Part of a data file:
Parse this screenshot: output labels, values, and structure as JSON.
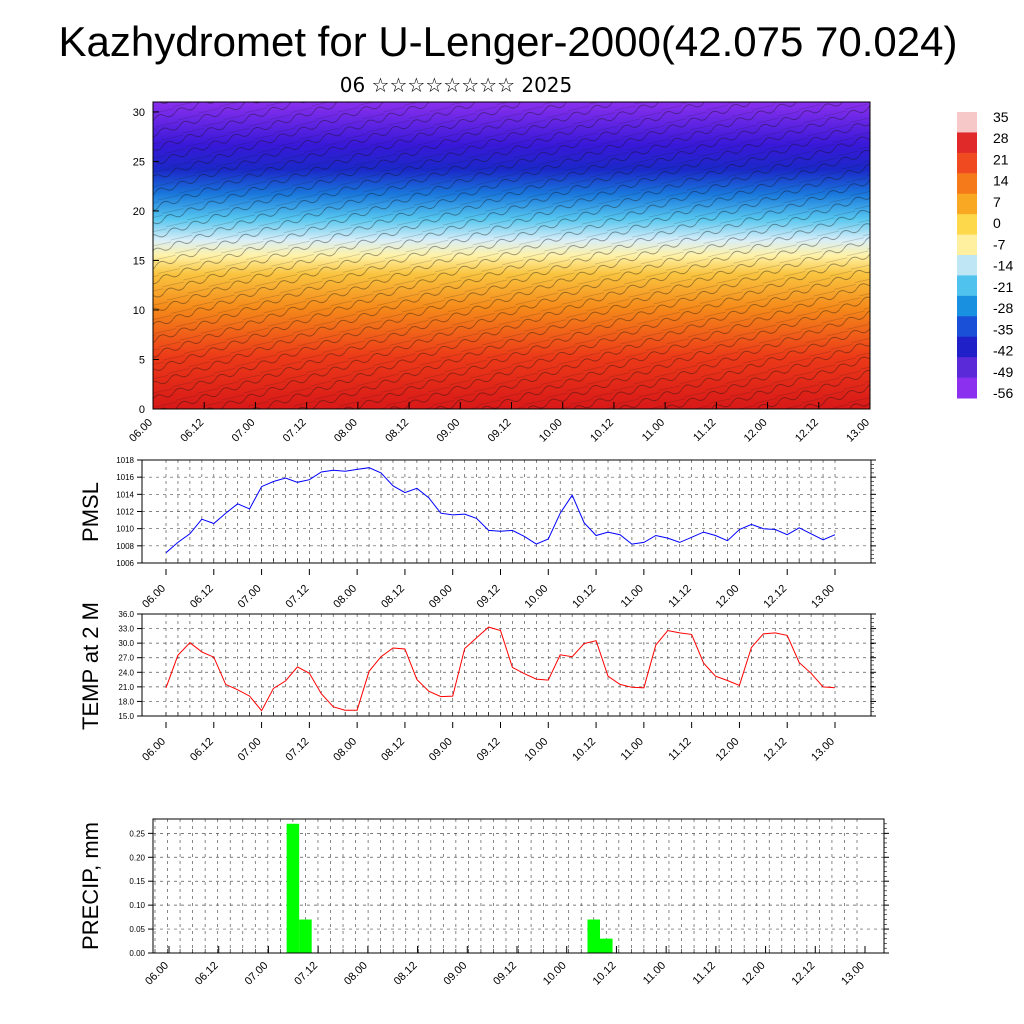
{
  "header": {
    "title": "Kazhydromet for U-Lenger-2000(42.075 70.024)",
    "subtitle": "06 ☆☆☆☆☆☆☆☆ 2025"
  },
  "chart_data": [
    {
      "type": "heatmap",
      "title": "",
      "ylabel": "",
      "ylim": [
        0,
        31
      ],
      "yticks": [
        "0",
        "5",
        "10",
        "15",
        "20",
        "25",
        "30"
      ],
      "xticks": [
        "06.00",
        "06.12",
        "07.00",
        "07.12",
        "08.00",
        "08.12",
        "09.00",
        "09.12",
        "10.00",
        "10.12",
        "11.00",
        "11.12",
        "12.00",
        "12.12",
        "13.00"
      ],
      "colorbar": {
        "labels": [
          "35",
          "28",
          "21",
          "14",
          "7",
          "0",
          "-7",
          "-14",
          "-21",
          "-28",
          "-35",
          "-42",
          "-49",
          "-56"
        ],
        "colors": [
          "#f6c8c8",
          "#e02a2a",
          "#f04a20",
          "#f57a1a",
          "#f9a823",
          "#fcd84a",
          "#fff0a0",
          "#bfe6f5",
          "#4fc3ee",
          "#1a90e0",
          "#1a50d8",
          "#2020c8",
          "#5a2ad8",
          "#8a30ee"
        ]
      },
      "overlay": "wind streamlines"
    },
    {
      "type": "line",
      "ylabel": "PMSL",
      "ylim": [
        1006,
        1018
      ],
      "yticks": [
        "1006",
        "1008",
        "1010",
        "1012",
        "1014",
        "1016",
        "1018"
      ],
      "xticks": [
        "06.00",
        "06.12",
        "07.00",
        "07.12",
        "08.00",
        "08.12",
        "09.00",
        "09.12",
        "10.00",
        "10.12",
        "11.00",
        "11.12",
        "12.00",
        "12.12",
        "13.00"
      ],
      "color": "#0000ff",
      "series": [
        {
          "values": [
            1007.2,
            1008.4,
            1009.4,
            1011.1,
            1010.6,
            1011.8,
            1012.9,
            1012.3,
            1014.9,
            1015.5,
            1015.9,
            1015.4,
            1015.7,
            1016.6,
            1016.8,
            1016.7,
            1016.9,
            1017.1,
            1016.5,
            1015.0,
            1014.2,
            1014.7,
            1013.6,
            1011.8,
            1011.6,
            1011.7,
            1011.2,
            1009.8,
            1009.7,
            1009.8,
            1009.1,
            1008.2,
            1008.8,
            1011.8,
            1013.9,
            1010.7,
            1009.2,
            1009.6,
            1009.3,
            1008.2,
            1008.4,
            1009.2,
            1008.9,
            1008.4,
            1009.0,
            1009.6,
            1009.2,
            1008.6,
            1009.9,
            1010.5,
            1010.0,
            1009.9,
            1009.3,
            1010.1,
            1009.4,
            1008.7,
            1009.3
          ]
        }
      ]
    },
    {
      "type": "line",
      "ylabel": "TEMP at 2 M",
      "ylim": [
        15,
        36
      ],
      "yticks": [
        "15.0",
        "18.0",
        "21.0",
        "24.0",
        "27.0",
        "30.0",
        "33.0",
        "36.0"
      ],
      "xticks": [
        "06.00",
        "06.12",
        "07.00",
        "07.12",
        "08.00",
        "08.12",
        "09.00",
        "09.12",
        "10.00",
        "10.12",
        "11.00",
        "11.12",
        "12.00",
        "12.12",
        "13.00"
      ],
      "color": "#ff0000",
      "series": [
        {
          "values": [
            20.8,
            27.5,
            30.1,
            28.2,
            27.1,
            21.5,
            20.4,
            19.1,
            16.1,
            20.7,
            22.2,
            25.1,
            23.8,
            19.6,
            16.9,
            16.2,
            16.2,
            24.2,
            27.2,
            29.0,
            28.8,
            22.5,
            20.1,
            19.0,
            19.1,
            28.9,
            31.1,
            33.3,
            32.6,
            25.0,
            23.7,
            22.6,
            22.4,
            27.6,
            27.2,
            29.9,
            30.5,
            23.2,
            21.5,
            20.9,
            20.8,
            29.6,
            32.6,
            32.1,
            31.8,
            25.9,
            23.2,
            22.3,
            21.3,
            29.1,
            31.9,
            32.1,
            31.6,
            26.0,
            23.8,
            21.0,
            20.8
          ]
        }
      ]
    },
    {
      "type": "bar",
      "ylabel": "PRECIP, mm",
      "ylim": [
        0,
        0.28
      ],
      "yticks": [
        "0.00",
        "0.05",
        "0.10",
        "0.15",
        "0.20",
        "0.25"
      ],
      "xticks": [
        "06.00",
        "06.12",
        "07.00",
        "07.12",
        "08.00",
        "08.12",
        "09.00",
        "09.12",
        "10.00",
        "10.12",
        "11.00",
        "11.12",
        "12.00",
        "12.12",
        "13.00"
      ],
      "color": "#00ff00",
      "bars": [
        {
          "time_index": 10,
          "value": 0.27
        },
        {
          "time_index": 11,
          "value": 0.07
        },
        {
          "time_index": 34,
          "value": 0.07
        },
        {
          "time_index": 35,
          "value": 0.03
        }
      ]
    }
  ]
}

## Required work
Copy out the listing exactly as it stands, but not the pictures.

## Correct output
Parse this screenshot: output labels, values, and structure as JSON.
{
  "header": {
    "title": "Kazhydromet for U-Lenger-2000(42.075 70.024)",
    "subtitle": "06 ☆☆☆☆☆☆☆☆ 2025"
  },
  "chart_data": [
    {
      "type": "heatmap",
      "title": "",
      "ylabel": "",
      "ylim": [
        0,
        31
      ],
      "yticks": [
        "0",
        "5",
        "10",
        "15",
        "20",
        "25",
        "30"
      ],
      "xticks": [
        "06.00",
        "06.12",
        "07.00",
        "07.12",
        "08.00",
        "08.12",
        "09.00",
        "09.12",
        "10.00",
        "10.12",
        "11.00",
        "11.12",
        "12.00",
        "12.12",
        "13.00"
      ],
      "colorbar": {
        "labels": [
          "35",
          "28",
          "21",
          "14",
          "7",
          "0",
          "-7",
          "-14",
          "-21",
          "-28",
          "-35",
          "-42",
          "-49",
          "-56"
        ],
        "colors": [
          "#f6c8c8",
          "#e02a2a",
          "#f04a20",
          "#f57a1a",
          "#f9a823",
          "#fcd84a",
          "#fff0a0",
          "#bfe6f5",
          "#4fc3ee",
          "#1a90e0",
          "#1a50d8",
          "#2020c8",
          "#5a2ad8",
          "#8a30ee"
        ]
      },
      "overlay": "wind streamlines"
    },
    {
      "type": "line",
      "ylabel": "PMSL",
      "ylim": [
        1006,
        1018
      ],
      "yticks": [
        "1006",
        "1008",
        "1010",
        "1012",
        "1014",
        "1016",
        "1018"
      ],
      "xticks": [
        "06.00",
        "06.12",
        "07.00",
        "07.12",
        "08.00",
        "08.12",
        "09.00",
        "09.12",
        "10.00",
        "10.12",
        "11.00",
        "11.12",
        "12.00",
        "12.12",
        "13.00"
      ],
      "color": "#0000ff",
      "series": [
        {
          "values": [
            1007.2,
            1008.4,
            1009.4,
            1011.1,
            1010.6,
            1011.8,
            1012.9,
            1012.3,
            1014.9,
            1015.5,
            1015.9,
            1015.4,
            1015.7,
            1016.6,
            1016.8,
            1016.7,
            1016.9,
            1017.1,
            1016.5,
            1015.0,
            1014.2,
            1014.7,
            1013.6,
            1011.8,
            1011.6,
            1011.7,
            1011.2,
            1009.8,
            1009.7,
            1009.8,
            1009.1,
            1008.2,
            1008.8,
            1011.8,
            1013.9,
            1010.7,
            1009.2,
            1009.6,
            1009.3,
            1008.2,
            1008.4,
            1009.2,
            1008.9,
            1008.4,
            1009.0,
            1009.6,
            1009.2,
            1008.6,
            1009.9,
            1010.5,
            1010.0,
            1009.9,
            1009.3,
            1010.1,
            1009.4,
            1008.7,
            1009.3
          ]
        }
      ]
    },
    {
      "type": "line",
      "ylabel": "TEMP at 2 M",
      "ylim": [
        15,
        36
      ],
      "yticks": [
        "15.0",
        "18.0",
        "21.0",
        "24.0",
        "27.0",
        "30.0",
        "33.0",
        "36.0"
      ],
      "xticks": [
        "06.00",
        "06.12",
        "07.00",
        "07.12",
        "08.00",
        "08.12",
        "09.00",
        "09.12",
        "10.00",
        "10.12",
        "11.00",
        "11.12",
        "12.00",
        "12.12",
        "13.00"
      ],
      "color": "#ff0000",
      "series": [
        {
          "values": [
            20.8,
            27.5,
            30.1,
            28.2,
            27.1,
            21.5,
            20.4,
            19.1,
            16.1,
            20.7,
            22.2,
            25.1,
            23.8,
            19.6,
            16.9,
            16.2,
            16.2,
            24.2,
            27.2,
            29.0,
            28.8,
            22.5,
            20.1,
            19.0,
            19.1,
            28.9,
            31.1,
            33.3,
            32.6,
            25.0,
            23.7,
            22.6,
            22.4,
            27.6,
            27.2,
            29.9,
            30.5,
            23.2,
            21.5,
            20.9,
            20.8,
            29.6,
            32.6,
            32.1,
            31.8,
            25.9,
            23.2,
            22.3,
            21.3,
            29.1,
            31.9,
            32.1,
            31.6,
            26.0,
            23.8,
            21.0,
            20.8
          ]
        }
      ]
    },
    {
      "type": "bar",
      "ylabel": "PRECIP, mm",
      "ylim": [
        0,
        0.28
      ],
      "yticks": [
        "0.00",
        "0.05",
        "0.10",
        "0.15",
        "0.20",
        "0.25"
      ],
      "xticks": [
        "06.00",
        "06.12",
        "07.00",
        "07.12",
        "08.00",
        "08.12",
        "09.00",
        "09.12",
        "10.00",
        "10.12",
        "11.00",
        "11.12",
        "12.00",
        "12.12",
        "13.00"
      ],
      "color": "#00ff00",
      "bars": [
        {
          "time_index": 10,
          "value": 0.27
        },
        {
          "time_index": 11,
          "value": 0.07
        },
        {
          "time_index": 34,
          "value": 0.07
        },
        {
          "time_index": 35,
          "value": 0.03
        }
      ]
    }
  ]
}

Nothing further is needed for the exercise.